WHAT THE EXERCISE ASKS =>
Reproduce the records exactly.

_ _ _ _

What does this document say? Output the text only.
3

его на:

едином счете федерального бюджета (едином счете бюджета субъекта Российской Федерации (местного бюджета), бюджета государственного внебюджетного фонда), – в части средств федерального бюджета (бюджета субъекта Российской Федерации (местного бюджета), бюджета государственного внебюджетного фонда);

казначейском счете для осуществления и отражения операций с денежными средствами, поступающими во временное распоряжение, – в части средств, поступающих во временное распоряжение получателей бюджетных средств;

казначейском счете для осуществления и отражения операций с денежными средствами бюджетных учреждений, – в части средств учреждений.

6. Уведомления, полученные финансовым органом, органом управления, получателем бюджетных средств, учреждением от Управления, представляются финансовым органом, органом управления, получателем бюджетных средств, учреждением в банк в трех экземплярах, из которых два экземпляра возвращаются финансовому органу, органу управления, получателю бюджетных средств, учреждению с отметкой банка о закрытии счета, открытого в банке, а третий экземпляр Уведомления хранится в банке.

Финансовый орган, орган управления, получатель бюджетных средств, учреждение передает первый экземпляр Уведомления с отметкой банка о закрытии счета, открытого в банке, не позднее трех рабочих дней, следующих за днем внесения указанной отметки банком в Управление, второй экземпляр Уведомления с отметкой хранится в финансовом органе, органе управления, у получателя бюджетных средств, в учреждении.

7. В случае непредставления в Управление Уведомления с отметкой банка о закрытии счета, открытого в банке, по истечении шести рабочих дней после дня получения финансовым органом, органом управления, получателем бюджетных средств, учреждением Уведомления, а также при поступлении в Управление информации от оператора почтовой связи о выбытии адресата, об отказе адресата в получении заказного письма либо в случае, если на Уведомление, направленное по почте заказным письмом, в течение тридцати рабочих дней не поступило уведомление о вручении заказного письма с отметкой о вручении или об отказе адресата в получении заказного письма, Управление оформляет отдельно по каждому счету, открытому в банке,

_ _ _ _

FULL ANSWER =>
What does this document say? Output the text only.
3

его на:

едином счете федерального бюджета (едином счете бюджета субъекта Российской Федерации (местного бюджета), бюджета государственного внебюджетного фонда), – в части средств федерального бюджета (бюджета субъекта Российской Федерации (местного бюджета), бюджета государственного внебюджетного фонда);

казначейском счете для осуществления и отражения операций с денежными средствами, поступающими во временное распоряжение, – в части средств, поступающих во временное распоряжение получателей бюджетных средств;

казначейском счете для осуществления и отражения операций с денежными средствами бюджетных учреждений, – в части средств учреждений.

6. Уведомления, полученные финансовым органом, органом управления, получателем бюджетных средств, учреждением от Управления, представляются финансовым органом, органом управления, получателем бюджетных средств, учреждением в банк в трех экземплярах, из которых два экземпляра возвращаются финансовому органу, органу управления, получателю бюджетных средств, учреждению с отметкой банка о закрытии счета, открытого в банке, а третий экземпляр Уведомления хранится в банке.

Финансовый орган, орган управления, получатель бюджетных средств, учреждение передает первый экземпляр Уведомления с отметкой банка о закрытии счета, открытого в банке, не позднее трех рабочих дней, следующих за днем внесения указанной отметки банком в Управление, второй экземпляр Уведомления с отметкой хранится в финансовом органе, органе управления, у получателя бюджетных средств, в учреждении.

7. В случае непредставления в Управление Уведомления с отметкой банка о закрытии счета, открытого в банке, по истечении шести рабочих дней после дня получения финансовым органом, органом управления, получателем бюджетных средств, учреждением Уведомления, а также при поступлении в Управление информации от оператора почтовой связи о выбытии адресата, об отказе адресата в получении заказного письма либо в случае, если на Уведомление, направленное по почте заказным письмом, в течение тридцати рабочих дней не поступило уведомление о вручении заказного письма с отметкой о вручении или об отказе адресата в получении заказного письма, Управление оформляет отдельно по каждому счету, открытому в банке,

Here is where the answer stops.